▸ Task inputs
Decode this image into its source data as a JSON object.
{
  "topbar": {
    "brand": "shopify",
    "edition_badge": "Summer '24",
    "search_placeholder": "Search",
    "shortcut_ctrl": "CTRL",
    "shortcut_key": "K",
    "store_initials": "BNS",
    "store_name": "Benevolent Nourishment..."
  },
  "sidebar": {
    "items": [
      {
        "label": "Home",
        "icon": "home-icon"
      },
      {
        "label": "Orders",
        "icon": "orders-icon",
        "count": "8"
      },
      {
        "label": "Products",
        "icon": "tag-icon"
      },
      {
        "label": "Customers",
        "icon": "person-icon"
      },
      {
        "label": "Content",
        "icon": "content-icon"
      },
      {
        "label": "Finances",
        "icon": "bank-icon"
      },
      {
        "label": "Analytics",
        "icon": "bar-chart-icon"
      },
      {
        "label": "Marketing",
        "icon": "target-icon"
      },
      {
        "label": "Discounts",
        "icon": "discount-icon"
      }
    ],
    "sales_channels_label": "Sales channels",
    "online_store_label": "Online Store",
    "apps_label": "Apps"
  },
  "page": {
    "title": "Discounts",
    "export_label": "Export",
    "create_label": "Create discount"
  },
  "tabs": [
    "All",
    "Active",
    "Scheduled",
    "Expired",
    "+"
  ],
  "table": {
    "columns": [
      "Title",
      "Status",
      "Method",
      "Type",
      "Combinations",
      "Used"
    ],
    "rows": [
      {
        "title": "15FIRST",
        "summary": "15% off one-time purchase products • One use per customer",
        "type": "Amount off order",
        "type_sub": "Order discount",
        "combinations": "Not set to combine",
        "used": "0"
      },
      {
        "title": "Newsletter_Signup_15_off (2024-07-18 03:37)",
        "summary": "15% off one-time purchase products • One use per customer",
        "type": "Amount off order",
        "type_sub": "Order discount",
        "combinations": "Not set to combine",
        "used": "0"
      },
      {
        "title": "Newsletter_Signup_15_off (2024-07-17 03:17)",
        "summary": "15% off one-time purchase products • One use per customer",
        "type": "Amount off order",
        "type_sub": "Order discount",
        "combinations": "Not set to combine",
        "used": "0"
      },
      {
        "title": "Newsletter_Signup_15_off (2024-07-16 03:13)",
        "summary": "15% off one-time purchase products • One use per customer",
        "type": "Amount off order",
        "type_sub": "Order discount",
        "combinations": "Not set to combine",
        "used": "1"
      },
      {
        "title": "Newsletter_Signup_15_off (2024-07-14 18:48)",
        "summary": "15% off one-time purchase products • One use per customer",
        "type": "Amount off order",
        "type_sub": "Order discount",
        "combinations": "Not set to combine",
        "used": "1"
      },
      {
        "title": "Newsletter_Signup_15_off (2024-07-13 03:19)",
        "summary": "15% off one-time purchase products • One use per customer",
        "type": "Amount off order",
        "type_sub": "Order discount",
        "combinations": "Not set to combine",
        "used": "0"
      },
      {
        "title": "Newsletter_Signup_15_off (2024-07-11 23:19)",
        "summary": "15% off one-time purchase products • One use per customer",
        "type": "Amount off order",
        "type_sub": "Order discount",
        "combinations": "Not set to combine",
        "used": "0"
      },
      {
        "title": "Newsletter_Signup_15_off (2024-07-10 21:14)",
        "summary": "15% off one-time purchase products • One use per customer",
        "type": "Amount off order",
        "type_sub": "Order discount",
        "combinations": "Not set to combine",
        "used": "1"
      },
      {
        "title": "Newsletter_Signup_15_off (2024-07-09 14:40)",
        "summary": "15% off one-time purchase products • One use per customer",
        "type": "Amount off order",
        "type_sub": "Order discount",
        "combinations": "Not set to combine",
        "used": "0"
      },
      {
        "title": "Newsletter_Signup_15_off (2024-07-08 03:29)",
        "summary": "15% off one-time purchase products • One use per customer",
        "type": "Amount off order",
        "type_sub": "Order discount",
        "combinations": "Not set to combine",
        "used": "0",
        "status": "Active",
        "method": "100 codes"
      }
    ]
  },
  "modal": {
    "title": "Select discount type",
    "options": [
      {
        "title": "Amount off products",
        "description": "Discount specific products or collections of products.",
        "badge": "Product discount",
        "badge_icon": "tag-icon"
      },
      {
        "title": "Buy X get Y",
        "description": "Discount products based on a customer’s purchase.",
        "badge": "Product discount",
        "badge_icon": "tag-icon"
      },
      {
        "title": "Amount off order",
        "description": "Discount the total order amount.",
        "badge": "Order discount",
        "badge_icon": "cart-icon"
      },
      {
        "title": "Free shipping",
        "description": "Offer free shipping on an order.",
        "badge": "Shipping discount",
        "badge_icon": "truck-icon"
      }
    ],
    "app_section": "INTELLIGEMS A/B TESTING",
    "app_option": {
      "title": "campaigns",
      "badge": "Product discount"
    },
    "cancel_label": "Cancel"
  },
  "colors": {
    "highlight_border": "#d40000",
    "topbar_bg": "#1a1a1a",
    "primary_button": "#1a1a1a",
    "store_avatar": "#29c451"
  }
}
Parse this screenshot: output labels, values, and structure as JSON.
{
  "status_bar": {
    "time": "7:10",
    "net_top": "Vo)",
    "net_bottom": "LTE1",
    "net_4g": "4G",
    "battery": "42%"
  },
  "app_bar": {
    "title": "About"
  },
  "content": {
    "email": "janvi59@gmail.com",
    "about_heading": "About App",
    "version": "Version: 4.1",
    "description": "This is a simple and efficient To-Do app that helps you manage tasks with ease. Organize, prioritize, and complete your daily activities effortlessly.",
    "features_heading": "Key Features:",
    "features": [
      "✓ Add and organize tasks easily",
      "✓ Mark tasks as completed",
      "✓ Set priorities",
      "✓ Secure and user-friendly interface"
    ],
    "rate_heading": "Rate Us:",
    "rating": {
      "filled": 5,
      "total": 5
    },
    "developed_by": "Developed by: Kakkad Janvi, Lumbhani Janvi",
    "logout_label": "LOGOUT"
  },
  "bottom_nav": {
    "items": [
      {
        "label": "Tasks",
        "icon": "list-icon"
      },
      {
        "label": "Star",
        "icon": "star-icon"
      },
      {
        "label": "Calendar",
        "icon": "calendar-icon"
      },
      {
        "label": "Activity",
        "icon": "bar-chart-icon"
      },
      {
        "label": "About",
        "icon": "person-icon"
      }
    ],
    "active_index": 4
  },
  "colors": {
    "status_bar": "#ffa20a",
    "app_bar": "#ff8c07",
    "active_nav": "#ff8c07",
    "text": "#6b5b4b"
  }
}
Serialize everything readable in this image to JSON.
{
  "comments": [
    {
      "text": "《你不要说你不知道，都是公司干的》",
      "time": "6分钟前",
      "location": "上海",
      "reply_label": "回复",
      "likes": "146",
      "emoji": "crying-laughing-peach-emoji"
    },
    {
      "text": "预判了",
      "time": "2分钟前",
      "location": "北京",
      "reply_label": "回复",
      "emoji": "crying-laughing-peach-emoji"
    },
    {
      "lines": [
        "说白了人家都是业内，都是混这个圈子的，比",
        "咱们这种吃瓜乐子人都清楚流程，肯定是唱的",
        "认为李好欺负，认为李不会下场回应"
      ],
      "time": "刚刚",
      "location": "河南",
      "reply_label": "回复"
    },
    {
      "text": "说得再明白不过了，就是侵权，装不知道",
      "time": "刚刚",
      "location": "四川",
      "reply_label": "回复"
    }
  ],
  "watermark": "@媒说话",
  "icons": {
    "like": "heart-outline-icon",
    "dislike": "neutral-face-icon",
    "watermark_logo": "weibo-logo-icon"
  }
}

▸ Brief
Return the whole listing exactly, with every line included.

▸ Answer for this exercise
Decode this image into its source data as a JSON object.
{
  "topbar": {
    "brand": "shopify",
    "edition_badge": "Summer '24",
    "search_placeholder": "Search",
    "shortcut_ctrl": "CTRL",
    "shortcut_key": "K",
    "store_initials": "BNS",
    "store_name": "Benevolent Nourishment..."
  },
  "sidebar": {
    "items": [
      {
        "label": "Home",
        "icon": "home-icon"
      },
      {
        "label": "Orders",
        "icon": "orders-icon",
        "count": "8"
      },
      {
        "label": "Products",
        "icon": "tag-icon"
      },
      {
        "label": "Customers",
        "icon": "person-icon"
      },
      {
        "label": "Content",
        "icon": "content-icon"
      },
      {
        "label": "Finances",
        "icon": "bank-icon"
      },
      {
        "label": "Analytics",
        "icon": "bar-chart-icon"
      },
      {
        "label": "Marketing",
        "icon": "target-icon"
      },
      {
        "label": "Discounts",
        "icon": "discount-icon"
      }
    ],
    "sales_channels_label": "Sales channels",
    "online_store_label": "Online Store",
    "apps_label": "Apps"
  },
  "page": {
    "title": "Discounts",
    "export_label": "Export",
    "create_label": "Create discount"
  },
  "tabs": [
    "All",
    "Active",
    "Scheduled",
    "Expired",
    "+"
  ],
  "table": {
    "columns": [
      "Title",
      "Status",
      "Method",
      "Type",
      "Combinations",
      "Used"
    ],
    "rows": [
      {
        "title": "15FIRST",
        "summary": "15% off one-time purchase products • One use per customer",
        "type": "Amount off order",
        "type_sub": "Order discount",
        "combinations": "Not set to combine",
        "used": "0"
      },
      {
        "title": "Newsletter_Signup_15_off (2024-07-18 03:37)",
        "summary": "15% off one-time purchase products • One use per customer",
        "type": "Amount off order",
        "type_sub": "Order discount",
        "combinations": "Not set to combine",
        "used": "0"
      },
      {
        "title": "Newsletter_Signup_15_off (2024-07-17 03:17)",
        "summary": "15% off one-time purchase products • One use per customer",
        "type": "Amount off order",
        "type_sub": "Order discount",
        "combinations": "Not set to combine",
        "used": "0"
      },
      {
        "title": "Newsletter_Signup_15_off (2024-07-16 03:13)",
        "summary": "15% off one-time purchase products • One use per customer",
        "type": "Amount off order",
        "type_sub": "Order discount",
        "combinations": "Not set to combine",
        "used": "1"
      },
      {
        "title": "Newsletter_Signup_15_off (2024-07-14 18:48)",
        "summary": "15% off one-time purchase products • One use per customer",
        "type": "Amount off order",
        "type_sub": "Order discount",
        "combinations": "Not set to combine",
        "used": "1"
      },
      {
        "title": "Newsletter_Signup_15_off (2024-07-13 03:19)",
        "summary": "15% off one-time purchase products • One use per customer",
        "type": "Amount off order",
        "type_sub": "Order discount",
        "combinations": "Not set to combine",
        "used": "0"
      },
      {
        "title": "Newsletter_Signup_15_off (2024-07-11 23:19)",
        "summary": "15% off one-time purchase products • One use per customer",
        "type": "Amount off order",
        "type_sub": "Order discount",
        "combinations": "Not set to combine",
        "used": "0"
      },
      {
        "title": "Newsletter_Signup_15_off (2024-07-10 21:14)",
        "summary": "15% off one-time purchase products • One use per customer",
        "type": "Amount off order",
        "type_sub": "Order discount",
        "combinations": "Not set to combine",
        "used": "1"
      },
      {
        "title": "Newsletter_Signup_15_off (2024-07-09 14:40)",
        "summary": "15% off one-time purchase products • One use per customer",
        "type": "Amount off order",
        "type_sub": "Order discount",
        "combinations": "Not set to combine",
        "used": "0"
      },
      {
        "title": "Newsletter_Signup_15_off (2024-07-08 03:29)",
        "summary": "15% off one-time purchase products • One use per customer",
        "type": "Amount off order",
        "type_sub": "Order discount",
        "combinations": "Not set to combine",
        "used": "0",
        "status": "Active",
        "method": "100 codes"
      }
    ]
  },
  "modal": {
    "title": "Select discount type",
    "options": [
      {
        "title": "Amount off products",
        "description": "Discount specific products or collections of products.",
        "badge": "Product discount",
        "badge_icon": "tag-icon"
      },
      {
        "title": "Buy X get Y",
        "description": "Discount products based on a customer’s purchase.",
        "badge": "Product discount",
        "badge_icon": "tag-icon"
      },
      {
        "title": "Amount off order",
        "description": "Discount the total order amount.",
        "badge": "Order discount",
        "badge_icon": "cart-icon"
      },
      {
        "title": "Free shipping",
        "description": "Offer free shipping on an order.",
        "badge": "Shipping discount",
        "badge_icon": "truck-icon"
      }
    ],
    "app_section": "INTELLIGEMS A/B TESTING",
    "app_option": {
      "title": "campaigns",
      "badge": "Product discount"
    },
    "cancel_label": "Cancel"
  },
  "colors": {
    "highlight_border": "#d40000",
    "topbar_bg": "#1a1a1a",
    "primary_button": "#1a1a1a",
    "store_avatar": "#29c451"
  }
}
Parse this screenshot: output labels, values, and structure as JSON.
{
  "status_bar": {
    "time": "7:10",
    "net_top": "Vo)",
    "net_bottom": "LTE1",
    "net_4g": "4G",
    "battery": "42%"
  },
  "app_bar": {
    "title": "About"
  },
  "content": {
    "email": "janvi59@gmail.com",
    "about_heading": "About App",
    "version": "Version: 4.1",
    "description": "This is a simple and efficient To-Do app that helps you manage tasks with ease. Organize, prioritize, and complete your daily activities effortlessly.",
    "features_heading": "Key Features:",
    "features": [
      "✓ Add and organize tasks easily",
      "✓ Mark tasks as completed",
      "✓ Set priorities",
      "✓ Secure and user-friendly interface"
    ],
    "rate_heading": "Rate Us:",
    "rating": {
      "filled": 5,
      "total": 5
    },
    "developed_by": "Developed by: Kakkad Janvi, Lumbhani Janvi",
    "logout_label": "LOGOUT"
  },
  "bottom_nav": {
    "items": [
      {
        "label": "Tasks",
        "icon": "list-icon"
      },
      {
        "label": "Star",
        "icon": "star-icon"
      },
      {
        "label": "Calendar",
        "icon": "calendar-icon"
      },
      {
        "label": "Activity",
        "icon": "bar-chart-icon"
      },
      {
        "label": "About",
        "icon": "person-icon"
      }
    ],
    "active_index": 4
  },
  "colors": {
    "status_bar": "#ffa20a",
    "app_bar": "#ff8c07",
    "active_nav": "#ff8c07",
    "text": "#6b5b4b"
  }
}
Serialize everything readable in this image to JSON.
{
  "comments": [
    {
      "text": "《你不要说你不知道，都是公司干的》",
      "time": "6分钟前",
      "location": "上海",
      "reply_label": "回复",
      "likes": "146",
      "emoji": "crying-laughing-peach-emoji"
    },
    {
      "text": "预判了",
      "time": "2分钟前",
      "location": "北京",
      "reply_label": "回复",
      "emoji": "crying-laughing-peach-emoji"
    },
    {
      "lines": [
        "说白了人家都是业内，都是混这个圈子的，比",
        "咱们这种吃瓜乐子人都清楚流程，肯定是唱的",
        "认为李好欺负，认为李不会下场回应"
      ],
      "time": "刚刚",
      "location": "河南",
      "reply_label": "回复"
    },
    {
      "text": "说得再明白不过了，就是侵权，装不知道",
      "time": "刚刚",
      "location": "四川",
      "reply_label": "回复"
    }
  ],
  "watermark": "@媒说话",
  "icons": {
    "like": "heart-outline-icon",
    "dislike": "neutral-face-icon",
    "watermark_logo": "weibo-logo-icon"
  }
}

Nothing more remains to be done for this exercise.